Document excerpt:
==============================

I aggressively reduced the content of this article, but I think that in doing so the sound to noise ratio went way up. If you agree, may I remove the POV notice? Mkmcconn (Talk) 23:46, 25 Jun 2005 (UTC)
Looking through the Talk above, it seems as though the POV issues that were raised no longer typify this article. I've removed the notice; but of course, await review. Mkmcconn (Talk) 00:32, 26 Jun 2005 (UTC)
[edit] List of causes
- Guilt by association with the political policies of the United States and West in general, particularly colonialism and the war on terror.
- Association of Christianity with ideologies of homophobia, heterosexism, and patriarchy--as well as the Christian Right's efforts to deny the rights of women and homosexuals.
These last two in the list don't sound like what I'm reading in what I can find of Weigel on-line. I don't have his books, though. Were they added to balance his list? In that case, they should go with, "other writers point to ..." Mkmcconn (Talk) 00:08, 26 Jun 2005 (UTC)
Moved into a new paragraph. Mkmcconn (Talk) 00:28, 26 Jun 2005 (UTC)
[edit] Weigel
While Weigel may have written on a book on this subject, I have to take issue with whether some of the things he lists are actually causes of christianophobia.
George Weigel attributes christianophobia today to a number of causes:
- The rejection of Christianity in favor of secular humanism by many European and American intellectuals in the 19th century.
- The link between this and an "irrational fear of Christians" seems tenuous to me. This is an example of individuals making personal choices, and given they the fact they were intellectuals, the presumption should be that it was a rational, not an irrational choice. One can choose to be a secular humanist without having an irrational fear of Christians. To compare, would you say that "the rejection of the Jewish faith in favor of secular humanism by many European and American intellectuals in the 19th century" was inherently anti-Semitic?
- The experience of the Holocaust, which many European intellectuals concluded was the logical outcome of Christian bigotry through the centuries
- I have not heard this claim much, but if intellectuals made this claim, then even if they are wrong, it's not an irrational fear...regardless of whether the link is warranted or not, they are citing verifiable historical events, so the claim that this is an irrational conclusion doesn't hold up (it may be an incorrect rational claim, but that's another matter)

==============================

Work to do:
Decide whether each statement below agrees with the talk page excerpt above, answering yes or no and quoting the deciding words of the excerpt.
1. After reducing the article, its editor took down the POV notice.
2. The editor who questioned the last two listed causes owns Weigel's books.
3. The commenter on Weigel's list regards the link between rejecting Christianity for secular humanism and an "irrational fear of Christians" as strong.

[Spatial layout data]
==============================

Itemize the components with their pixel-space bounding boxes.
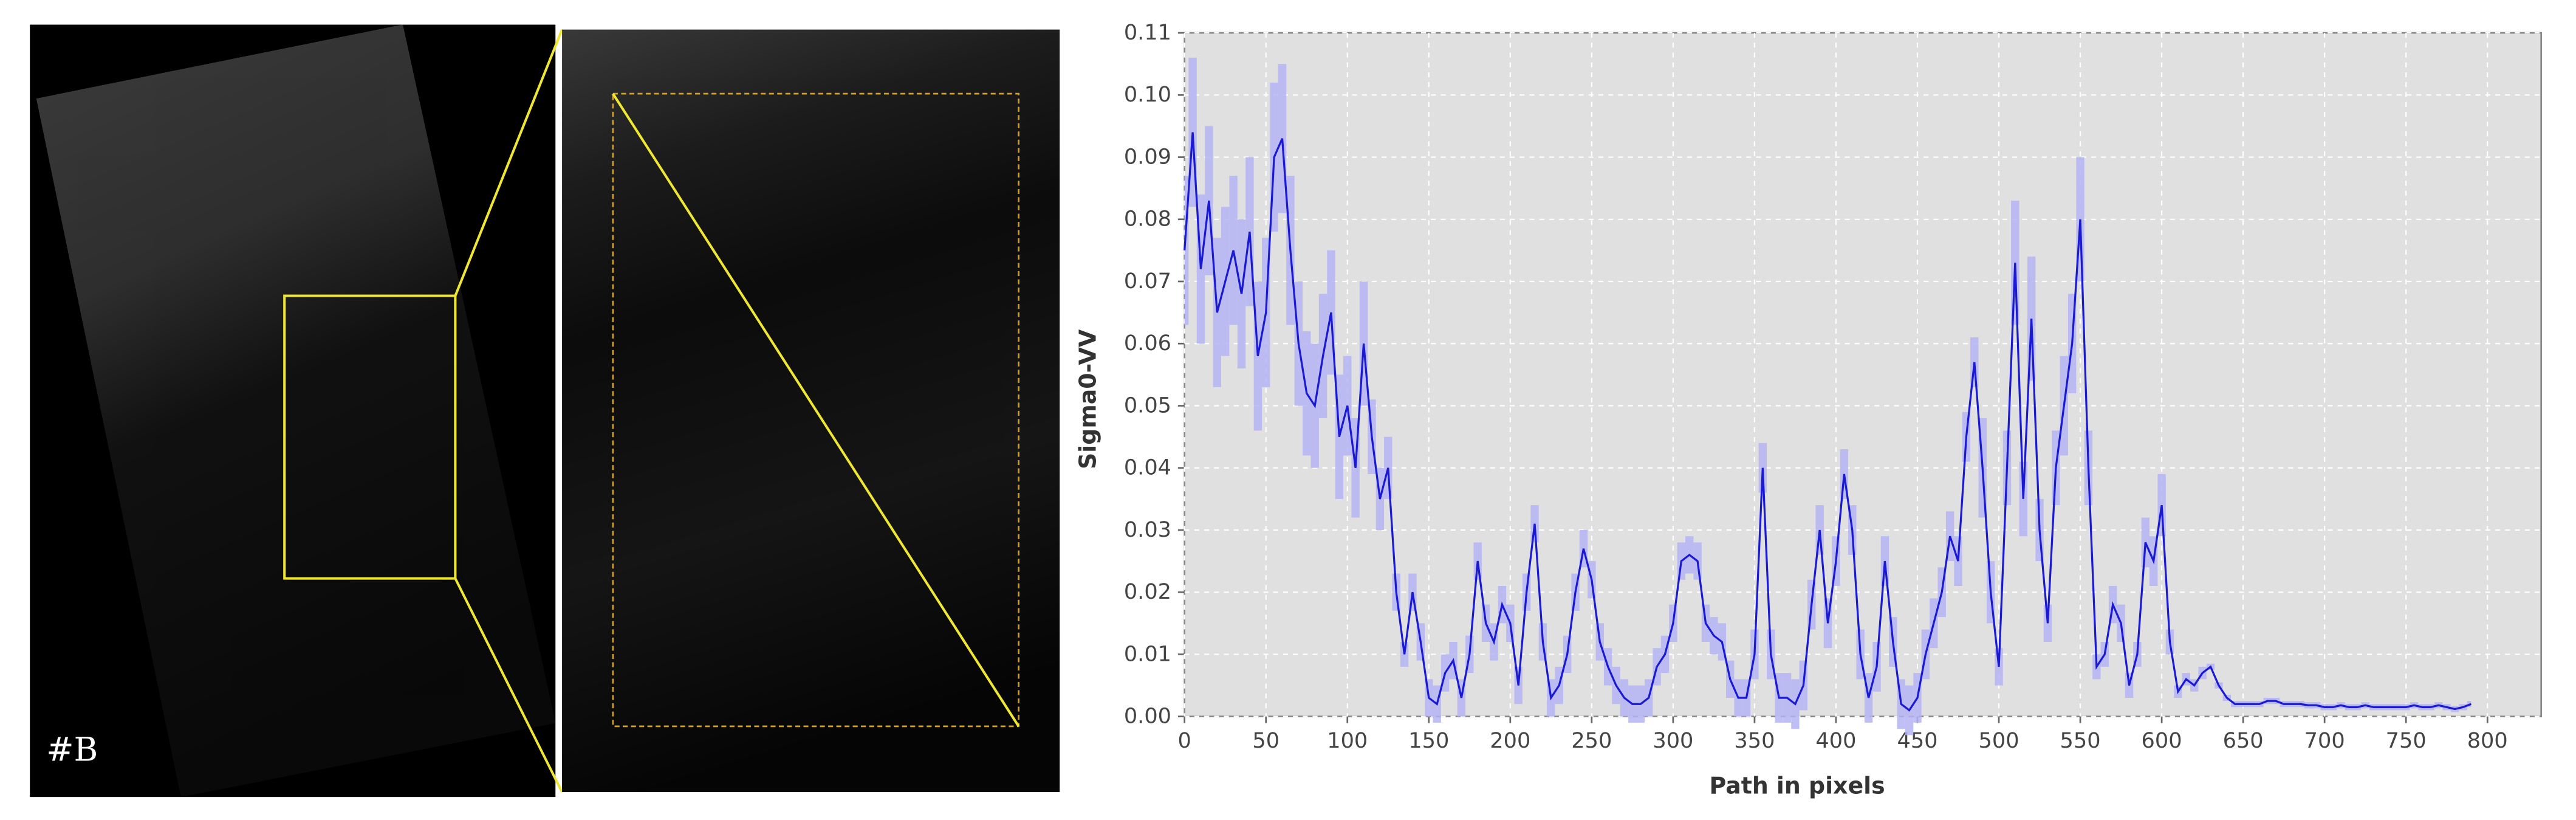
y-tick-label: 0.02 [1124,579,1171,604]
x-tick-label: 450 [1897,728,1937,753]
x-tick-label: 600 [2142,728,2182,753]
y-tick-label: 0.05 [1124,393,1171,418]
x-tick-label: 750 [2386,728,2427,753]
x-tick-label: 700 [2304,728,2345,753]
y-tick-label: 0.10 [1124,82,1171,107]
x-tick-label: 500 [1979,728,2019,753]
y-tick-label: 0.01 [1124,641,1171,666]
chart: 0.00 0.01 0.02 0.03 0.04 0.05 0.06 0.07 0.08 0.09… [1075,20,2543,799]
y-tick-label: 0.06 [1124,331,1171,356]
x-tick-label: 0 [1178,728,1191,753]
x-tick-label: 650 [2223,728,2264,753]
x-axis-label: Path in pixels [1710,773,1885,799]
x-tick-label: 400 [1815,728,1856,753]
plot-area [1184,32,2543,718]
x-tick-label: 100 [1327,728,1368,753]
x-tick-label: 550 [2060,728,2101,753]
y-tick-label: 0.11 [1124,20,1171,45]
y-tick-label: 0.00 [1124,703,1171,728]
zoom-image [562,29,1060,793]
data-line [1184,132,2472,712]
y-tick-label: 0.09 [1124,144,1171,169]
y-tick-label: 0.08 [1124,207,1171,232]
x-tick-label: 800 [2467,728,2508,753]
x-tick-label: 350 [1734,728,1775,753]
y-tick-label: 0.03 [1124,517,1171,542]
x-tick-label: 300 [1653,728,1693,753]
overview-image: #B [30,24,563,798]
error-band [1184,176,1189,325]
x-tick-label: 150 [1408,728,1449,753]
image-label: #B [46,731,98,769]
y-axis-label: Sigma0-VV [1075,329,1101,469]
y-tick-label: 0.07 [1124,269,1171,294]
x-tick-label: 200 [1490,728,1530,753]
y-tick-label: 0.04 [1124,455,1171,480]
x-tick-label: 50 [1252,728,1279,753]
x-tick-label: 250 [1571,728,1612,753]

==============================

The result:
1. Yes: "I've removed the notice; but of course, await review."
2. No: "I don't have his books, though."
3. No: "seems tenuous to me."